**Supplied data**
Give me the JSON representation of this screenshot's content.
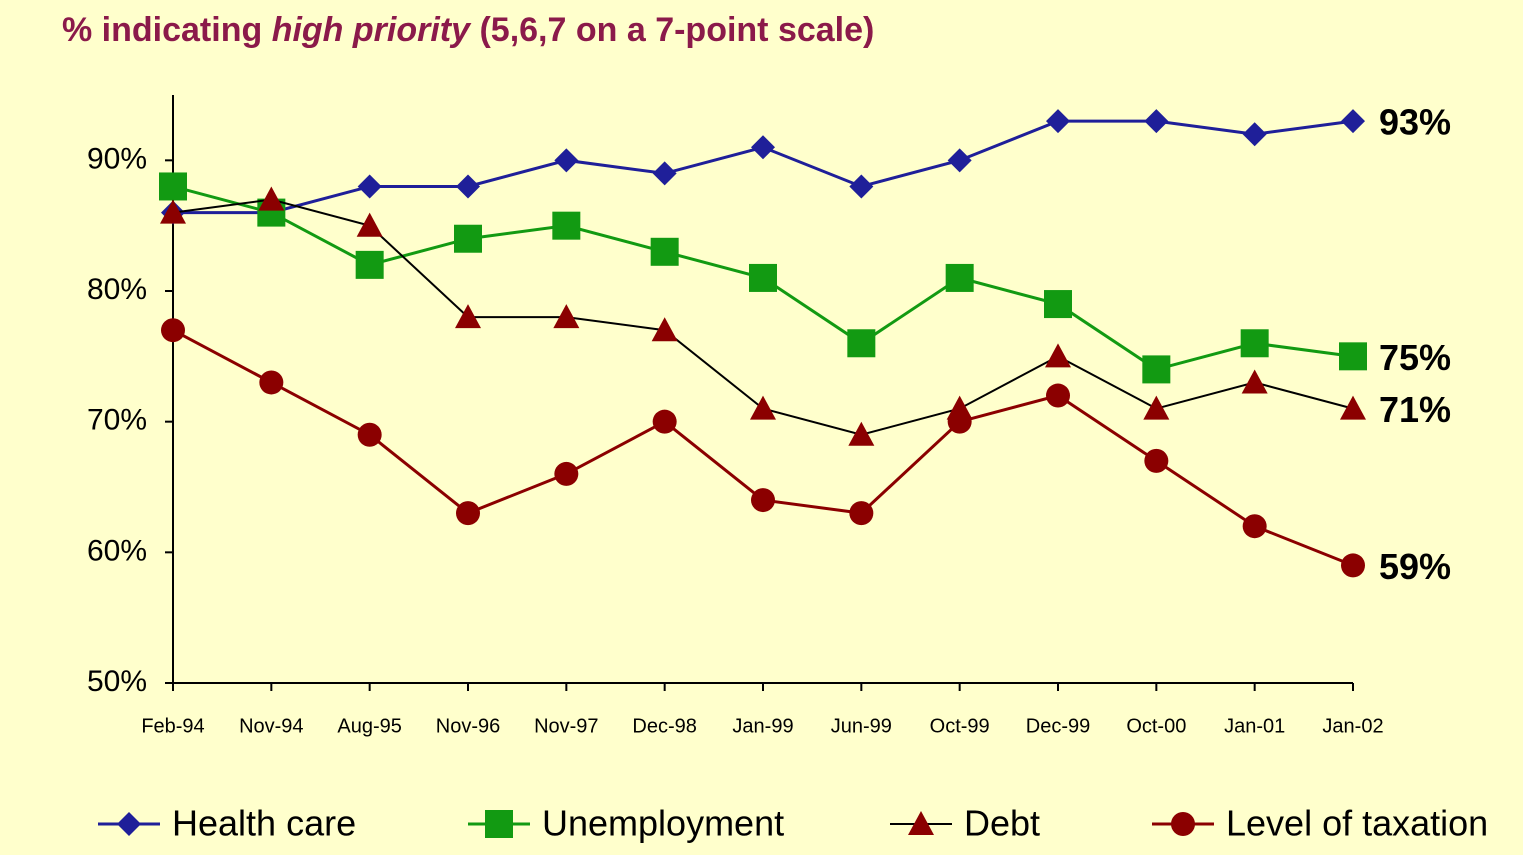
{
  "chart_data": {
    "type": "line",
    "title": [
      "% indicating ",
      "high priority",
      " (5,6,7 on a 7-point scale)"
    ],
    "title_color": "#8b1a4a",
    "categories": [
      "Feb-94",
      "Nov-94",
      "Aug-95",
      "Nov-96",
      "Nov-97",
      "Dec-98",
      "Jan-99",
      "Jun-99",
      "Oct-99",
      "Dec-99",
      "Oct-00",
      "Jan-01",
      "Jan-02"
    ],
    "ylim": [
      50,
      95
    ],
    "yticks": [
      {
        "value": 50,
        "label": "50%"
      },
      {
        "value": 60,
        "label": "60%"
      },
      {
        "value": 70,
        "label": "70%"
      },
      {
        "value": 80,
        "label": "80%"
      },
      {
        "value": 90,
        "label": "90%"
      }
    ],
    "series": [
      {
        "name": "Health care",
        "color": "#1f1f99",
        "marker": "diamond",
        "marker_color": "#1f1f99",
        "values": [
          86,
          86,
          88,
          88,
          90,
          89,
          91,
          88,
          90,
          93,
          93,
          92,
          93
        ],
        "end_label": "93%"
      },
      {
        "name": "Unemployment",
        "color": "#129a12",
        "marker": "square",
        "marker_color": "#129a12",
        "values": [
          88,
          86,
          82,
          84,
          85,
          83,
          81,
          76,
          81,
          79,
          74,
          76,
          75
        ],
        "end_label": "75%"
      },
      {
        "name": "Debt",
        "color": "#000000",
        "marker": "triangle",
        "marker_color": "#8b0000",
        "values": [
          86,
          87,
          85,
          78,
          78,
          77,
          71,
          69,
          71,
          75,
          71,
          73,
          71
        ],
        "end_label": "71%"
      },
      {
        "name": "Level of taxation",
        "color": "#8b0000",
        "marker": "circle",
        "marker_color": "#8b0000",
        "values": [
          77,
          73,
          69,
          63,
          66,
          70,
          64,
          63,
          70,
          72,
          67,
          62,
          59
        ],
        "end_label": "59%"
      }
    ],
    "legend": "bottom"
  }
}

==

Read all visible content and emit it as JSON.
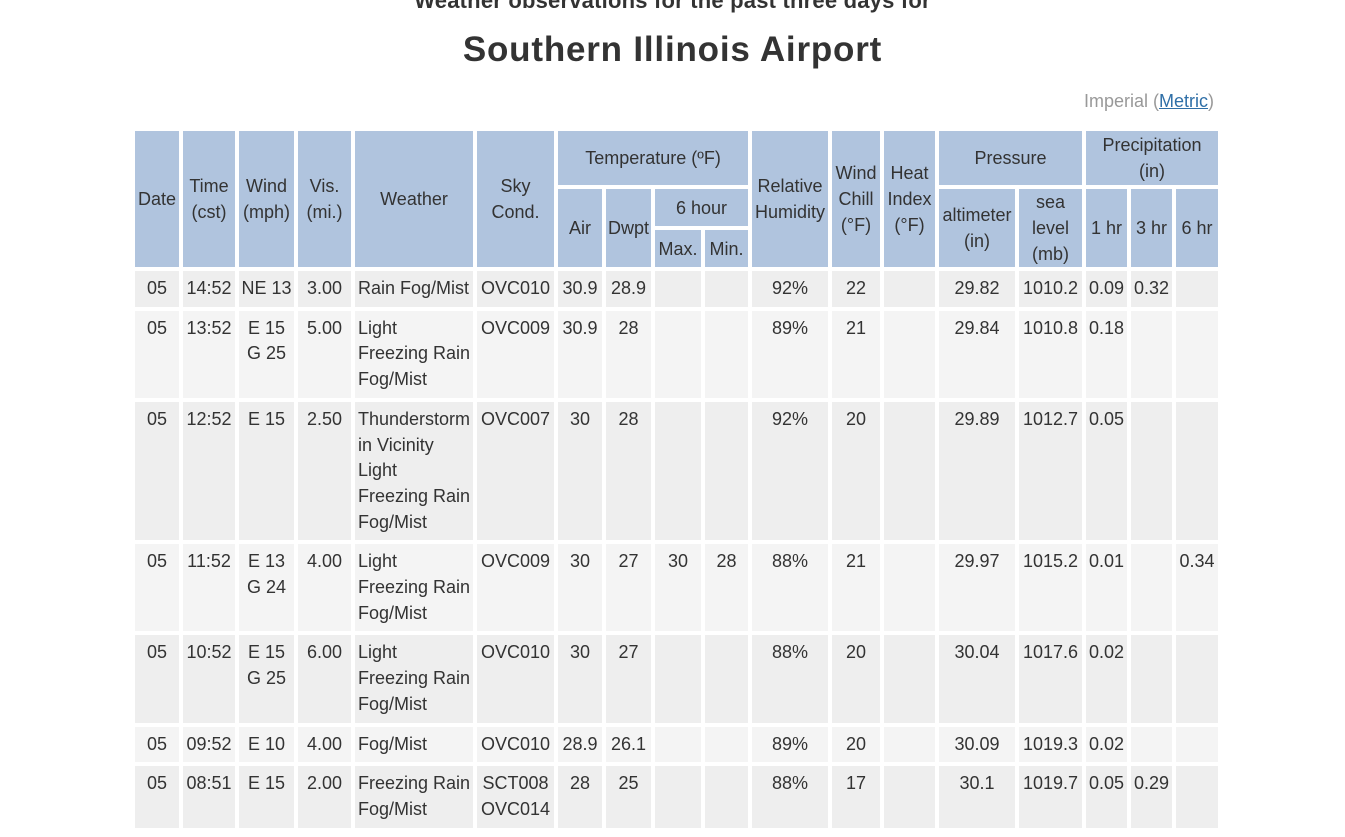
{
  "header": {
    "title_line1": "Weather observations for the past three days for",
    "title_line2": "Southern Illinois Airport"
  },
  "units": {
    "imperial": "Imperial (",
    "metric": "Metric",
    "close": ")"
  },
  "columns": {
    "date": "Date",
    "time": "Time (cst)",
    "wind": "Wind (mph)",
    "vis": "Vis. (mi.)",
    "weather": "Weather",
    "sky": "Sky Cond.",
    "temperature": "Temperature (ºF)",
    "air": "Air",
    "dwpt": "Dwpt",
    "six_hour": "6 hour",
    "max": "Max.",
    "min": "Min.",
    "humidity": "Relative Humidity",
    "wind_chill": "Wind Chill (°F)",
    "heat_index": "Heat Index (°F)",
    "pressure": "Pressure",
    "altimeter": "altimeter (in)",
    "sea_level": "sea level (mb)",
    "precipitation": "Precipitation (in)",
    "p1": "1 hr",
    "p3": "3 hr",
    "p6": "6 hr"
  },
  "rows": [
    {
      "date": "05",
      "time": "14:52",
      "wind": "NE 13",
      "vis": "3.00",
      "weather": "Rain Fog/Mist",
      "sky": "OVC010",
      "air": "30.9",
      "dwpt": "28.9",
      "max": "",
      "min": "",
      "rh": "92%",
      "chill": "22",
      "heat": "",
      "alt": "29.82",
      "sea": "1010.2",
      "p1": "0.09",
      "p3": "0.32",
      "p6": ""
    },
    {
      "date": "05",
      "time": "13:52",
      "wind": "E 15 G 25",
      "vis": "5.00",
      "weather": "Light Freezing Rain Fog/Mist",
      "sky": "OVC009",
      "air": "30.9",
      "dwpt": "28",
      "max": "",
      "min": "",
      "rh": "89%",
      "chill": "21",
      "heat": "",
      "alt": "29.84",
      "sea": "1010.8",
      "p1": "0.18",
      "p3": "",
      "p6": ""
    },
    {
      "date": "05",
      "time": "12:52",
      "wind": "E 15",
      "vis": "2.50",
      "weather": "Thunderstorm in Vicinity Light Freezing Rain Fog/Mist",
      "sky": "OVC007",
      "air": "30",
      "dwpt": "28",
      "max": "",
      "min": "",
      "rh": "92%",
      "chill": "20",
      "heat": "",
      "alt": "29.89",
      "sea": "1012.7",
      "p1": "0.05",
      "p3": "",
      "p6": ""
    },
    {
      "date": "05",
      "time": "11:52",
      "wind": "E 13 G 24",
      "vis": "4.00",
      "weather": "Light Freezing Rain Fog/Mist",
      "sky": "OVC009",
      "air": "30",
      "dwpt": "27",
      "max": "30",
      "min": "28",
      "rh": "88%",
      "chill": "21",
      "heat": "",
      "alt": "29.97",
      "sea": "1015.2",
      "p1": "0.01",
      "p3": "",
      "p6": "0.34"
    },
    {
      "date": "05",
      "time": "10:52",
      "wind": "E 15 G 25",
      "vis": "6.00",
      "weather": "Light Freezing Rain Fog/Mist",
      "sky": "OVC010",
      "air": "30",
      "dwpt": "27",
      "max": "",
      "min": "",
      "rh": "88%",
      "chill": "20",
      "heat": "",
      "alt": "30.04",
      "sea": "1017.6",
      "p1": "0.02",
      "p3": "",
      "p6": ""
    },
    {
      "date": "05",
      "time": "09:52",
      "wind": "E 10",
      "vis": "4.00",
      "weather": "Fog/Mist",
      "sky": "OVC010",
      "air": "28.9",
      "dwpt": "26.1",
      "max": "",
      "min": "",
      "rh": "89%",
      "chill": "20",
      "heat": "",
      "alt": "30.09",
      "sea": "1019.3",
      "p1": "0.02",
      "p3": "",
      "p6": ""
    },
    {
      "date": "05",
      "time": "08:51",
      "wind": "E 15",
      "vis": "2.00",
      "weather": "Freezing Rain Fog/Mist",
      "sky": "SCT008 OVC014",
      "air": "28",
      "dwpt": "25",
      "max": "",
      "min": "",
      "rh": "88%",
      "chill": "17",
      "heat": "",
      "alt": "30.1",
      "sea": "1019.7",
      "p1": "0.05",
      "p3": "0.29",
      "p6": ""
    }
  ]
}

...

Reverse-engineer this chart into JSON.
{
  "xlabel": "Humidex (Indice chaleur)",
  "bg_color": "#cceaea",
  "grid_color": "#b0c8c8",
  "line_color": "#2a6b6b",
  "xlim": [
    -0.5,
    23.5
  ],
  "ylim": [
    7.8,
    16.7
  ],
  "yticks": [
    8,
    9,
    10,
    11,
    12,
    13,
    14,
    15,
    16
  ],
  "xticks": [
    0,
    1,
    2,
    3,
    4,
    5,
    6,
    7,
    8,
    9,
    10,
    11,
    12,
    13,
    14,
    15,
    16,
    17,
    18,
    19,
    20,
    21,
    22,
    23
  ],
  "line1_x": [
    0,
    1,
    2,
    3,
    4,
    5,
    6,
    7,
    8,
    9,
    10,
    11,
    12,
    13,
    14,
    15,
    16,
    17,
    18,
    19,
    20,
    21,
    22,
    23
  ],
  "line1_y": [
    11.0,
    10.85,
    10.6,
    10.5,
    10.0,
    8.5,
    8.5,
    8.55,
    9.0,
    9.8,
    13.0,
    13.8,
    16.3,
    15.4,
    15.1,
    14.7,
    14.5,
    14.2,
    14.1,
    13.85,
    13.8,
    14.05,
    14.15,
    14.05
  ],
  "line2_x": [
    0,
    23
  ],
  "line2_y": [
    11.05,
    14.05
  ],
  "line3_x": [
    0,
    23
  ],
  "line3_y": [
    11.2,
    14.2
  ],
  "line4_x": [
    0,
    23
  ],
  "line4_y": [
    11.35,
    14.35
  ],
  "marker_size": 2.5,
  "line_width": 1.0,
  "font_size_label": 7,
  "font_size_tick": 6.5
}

**The task**
Each line that holds the word "this" should be extracted from the records.

**Correct result**
Give me the JSON representation of this screenshot's content.
Reverse-engineer this chart into JSON.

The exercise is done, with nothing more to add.